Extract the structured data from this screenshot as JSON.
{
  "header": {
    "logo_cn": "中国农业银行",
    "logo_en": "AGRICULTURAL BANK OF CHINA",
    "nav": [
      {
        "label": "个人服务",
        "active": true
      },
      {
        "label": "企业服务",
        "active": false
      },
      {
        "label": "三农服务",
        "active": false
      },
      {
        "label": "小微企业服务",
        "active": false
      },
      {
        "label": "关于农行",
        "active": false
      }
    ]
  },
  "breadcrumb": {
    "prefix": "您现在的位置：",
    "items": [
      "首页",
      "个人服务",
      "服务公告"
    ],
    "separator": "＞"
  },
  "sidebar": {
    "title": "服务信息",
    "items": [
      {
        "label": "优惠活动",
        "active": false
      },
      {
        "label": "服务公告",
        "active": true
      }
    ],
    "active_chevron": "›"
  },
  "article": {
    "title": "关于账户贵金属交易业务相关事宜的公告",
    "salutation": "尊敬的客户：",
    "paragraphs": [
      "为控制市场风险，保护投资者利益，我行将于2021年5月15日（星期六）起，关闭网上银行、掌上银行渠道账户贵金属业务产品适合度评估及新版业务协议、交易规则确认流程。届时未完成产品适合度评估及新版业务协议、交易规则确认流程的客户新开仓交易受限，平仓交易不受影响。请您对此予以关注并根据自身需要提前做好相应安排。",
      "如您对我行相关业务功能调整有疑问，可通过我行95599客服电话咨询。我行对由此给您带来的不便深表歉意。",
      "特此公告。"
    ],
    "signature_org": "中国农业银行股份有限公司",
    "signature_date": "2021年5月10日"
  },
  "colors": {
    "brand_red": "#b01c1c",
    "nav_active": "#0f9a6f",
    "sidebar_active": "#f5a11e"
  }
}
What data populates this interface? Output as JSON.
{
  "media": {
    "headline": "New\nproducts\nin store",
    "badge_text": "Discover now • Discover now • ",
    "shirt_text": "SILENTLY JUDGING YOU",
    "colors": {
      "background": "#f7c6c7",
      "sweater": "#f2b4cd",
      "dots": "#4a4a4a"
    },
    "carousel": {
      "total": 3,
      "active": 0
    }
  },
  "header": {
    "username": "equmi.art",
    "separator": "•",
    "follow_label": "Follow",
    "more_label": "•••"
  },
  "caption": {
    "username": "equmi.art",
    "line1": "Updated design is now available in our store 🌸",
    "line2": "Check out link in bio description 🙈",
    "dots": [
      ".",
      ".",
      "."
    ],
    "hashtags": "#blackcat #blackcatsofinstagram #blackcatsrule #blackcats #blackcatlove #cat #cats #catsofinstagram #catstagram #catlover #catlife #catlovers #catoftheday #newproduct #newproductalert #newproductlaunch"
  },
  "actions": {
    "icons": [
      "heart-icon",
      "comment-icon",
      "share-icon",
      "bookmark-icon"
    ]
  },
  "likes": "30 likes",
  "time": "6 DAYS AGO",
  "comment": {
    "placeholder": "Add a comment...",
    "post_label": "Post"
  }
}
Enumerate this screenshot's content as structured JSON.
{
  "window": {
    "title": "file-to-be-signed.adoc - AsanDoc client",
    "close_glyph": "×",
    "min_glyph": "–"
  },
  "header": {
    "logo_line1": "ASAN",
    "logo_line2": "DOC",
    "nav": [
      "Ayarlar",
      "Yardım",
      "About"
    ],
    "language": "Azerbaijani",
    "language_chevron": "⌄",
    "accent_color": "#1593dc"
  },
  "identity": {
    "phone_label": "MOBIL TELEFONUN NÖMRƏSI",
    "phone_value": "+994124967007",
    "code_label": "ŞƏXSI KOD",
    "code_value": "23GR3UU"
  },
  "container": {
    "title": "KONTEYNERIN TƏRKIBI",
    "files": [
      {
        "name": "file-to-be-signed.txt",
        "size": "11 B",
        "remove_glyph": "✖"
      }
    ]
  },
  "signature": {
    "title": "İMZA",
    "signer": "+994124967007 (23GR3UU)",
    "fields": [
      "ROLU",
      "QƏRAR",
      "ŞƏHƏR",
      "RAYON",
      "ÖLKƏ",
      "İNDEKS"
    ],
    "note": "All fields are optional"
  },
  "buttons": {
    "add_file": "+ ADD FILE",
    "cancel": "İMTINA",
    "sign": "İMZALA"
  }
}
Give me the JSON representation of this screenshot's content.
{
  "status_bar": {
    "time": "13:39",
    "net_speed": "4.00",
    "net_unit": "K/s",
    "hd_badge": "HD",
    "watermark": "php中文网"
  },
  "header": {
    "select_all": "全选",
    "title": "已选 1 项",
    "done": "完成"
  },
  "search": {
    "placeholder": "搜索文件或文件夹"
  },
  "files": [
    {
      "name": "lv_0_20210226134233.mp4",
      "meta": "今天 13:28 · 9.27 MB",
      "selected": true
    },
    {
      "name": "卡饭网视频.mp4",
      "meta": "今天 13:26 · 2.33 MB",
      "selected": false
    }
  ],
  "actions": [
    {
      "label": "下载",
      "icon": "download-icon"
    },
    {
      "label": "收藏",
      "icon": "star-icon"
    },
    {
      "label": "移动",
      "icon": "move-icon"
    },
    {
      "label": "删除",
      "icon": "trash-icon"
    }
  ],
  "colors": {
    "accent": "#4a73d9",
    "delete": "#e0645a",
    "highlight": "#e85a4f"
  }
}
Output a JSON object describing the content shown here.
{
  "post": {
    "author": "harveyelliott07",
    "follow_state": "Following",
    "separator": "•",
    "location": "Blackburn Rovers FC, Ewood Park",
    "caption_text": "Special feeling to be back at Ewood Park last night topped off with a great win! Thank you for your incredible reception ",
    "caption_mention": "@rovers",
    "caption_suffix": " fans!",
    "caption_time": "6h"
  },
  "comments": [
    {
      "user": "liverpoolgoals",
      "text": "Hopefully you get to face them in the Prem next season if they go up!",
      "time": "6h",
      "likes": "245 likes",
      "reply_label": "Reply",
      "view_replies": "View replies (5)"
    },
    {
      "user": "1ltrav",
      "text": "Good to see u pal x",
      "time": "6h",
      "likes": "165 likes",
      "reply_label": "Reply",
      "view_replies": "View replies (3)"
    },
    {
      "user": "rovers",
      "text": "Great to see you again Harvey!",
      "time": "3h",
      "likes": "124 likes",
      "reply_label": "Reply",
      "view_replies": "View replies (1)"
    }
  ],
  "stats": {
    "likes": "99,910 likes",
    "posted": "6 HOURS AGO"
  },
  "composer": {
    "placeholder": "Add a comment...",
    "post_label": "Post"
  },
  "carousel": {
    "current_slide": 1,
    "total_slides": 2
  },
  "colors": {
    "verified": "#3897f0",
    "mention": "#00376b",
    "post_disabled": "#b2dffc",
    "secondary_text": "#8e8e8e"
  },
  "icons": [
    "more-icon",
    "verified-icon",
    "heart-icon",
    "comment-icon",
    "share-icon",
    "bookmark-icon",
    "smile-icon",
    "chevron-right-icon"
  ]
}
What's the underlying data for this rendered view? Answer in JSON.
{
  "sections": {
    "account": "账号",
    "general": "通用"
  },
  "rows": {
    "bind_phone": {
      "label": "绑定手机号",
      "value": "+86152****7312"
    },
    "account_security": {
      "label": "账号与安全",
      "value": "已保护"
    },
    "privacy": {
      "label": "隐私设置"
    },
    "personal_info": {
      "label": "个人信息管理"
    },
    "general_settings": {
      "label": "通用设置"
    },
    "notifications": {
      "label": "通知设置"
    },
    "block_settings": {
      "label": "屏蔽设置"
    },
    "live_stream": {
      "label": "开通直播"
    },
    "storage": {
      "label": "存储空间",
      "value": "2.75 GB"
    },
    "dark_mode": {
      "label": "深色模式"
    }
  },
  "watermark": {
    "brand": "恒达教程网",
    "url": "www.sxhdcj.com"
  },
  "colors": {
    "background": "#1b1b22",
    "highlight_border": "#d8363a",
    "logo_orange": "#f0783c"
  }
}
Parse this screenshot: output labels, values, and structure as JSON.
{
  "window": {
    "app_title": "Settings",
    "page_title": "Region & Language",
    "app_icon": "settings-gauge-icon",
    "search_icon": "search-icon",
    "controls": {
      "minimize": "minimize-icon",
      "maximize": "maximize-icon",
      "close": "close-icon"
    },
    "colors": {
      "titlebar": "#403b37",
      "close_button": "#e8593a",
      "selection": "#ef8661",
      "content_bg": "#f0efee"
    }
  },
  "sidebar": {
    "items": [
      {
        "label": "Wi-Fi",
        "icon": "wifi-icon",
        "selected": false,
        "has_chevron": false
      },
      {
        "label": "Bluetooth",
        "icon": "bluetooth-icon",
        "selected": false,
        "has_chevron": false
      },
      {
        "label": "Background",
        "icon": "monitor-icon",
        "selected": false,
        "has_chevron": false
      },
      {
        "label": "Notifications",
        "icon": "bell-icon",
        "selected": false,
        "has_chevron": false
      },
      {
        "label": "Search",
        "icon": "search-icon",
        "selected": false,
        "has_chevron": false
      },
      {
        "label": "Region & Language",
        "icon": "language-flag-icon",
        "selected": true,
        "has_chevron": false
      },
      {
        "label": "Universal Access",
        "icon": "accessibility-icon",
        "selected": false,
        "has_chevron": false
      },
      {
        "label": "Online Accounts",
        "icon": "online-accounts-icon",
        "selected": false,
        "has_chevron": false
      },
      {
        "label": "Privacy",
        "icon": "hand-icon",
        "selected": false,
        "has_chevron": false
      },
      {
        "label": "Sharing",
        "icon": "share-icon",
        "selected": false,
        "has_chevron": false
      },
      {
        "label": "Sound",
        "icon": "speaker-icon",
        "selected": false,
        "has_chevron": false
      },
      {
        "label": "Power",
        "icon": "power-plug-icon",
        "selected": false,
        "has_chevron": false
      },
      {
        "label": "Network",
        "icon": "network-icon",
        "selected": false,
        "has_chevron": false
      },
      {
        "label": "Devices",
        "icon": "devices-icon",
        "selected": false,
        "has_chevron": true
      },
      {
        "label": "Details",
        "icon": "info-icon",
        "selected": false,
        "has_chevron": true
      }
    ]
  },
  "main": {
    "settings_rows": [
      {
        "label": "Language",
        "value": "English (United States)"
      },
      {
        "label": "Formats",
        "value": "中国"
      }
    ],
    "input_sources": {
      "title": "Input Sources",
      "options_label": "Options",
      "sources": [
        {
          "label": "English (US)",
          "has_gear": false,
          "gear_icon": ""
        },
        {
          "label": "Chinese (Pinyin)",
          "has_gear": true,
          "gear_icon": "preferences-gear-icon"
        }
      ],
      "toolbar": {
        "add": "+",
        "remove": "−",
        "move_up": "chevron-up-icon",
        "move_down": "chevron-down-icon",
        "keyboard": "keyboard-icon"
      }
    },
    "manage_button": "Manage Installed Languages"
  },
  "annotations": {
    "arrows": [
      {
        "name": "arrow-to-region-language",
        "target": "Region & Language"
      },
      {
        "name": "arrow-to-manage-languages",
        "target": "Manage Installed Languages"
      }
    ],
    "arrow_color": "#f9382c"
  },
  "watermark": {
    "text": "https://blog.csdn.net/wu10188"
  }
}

Task details – Reproduce each line of the material containing the word "store".

Task solution –
    "headline": "New\nproducts\nin store",
    "line1": "Updated design is now available in our store 🌸",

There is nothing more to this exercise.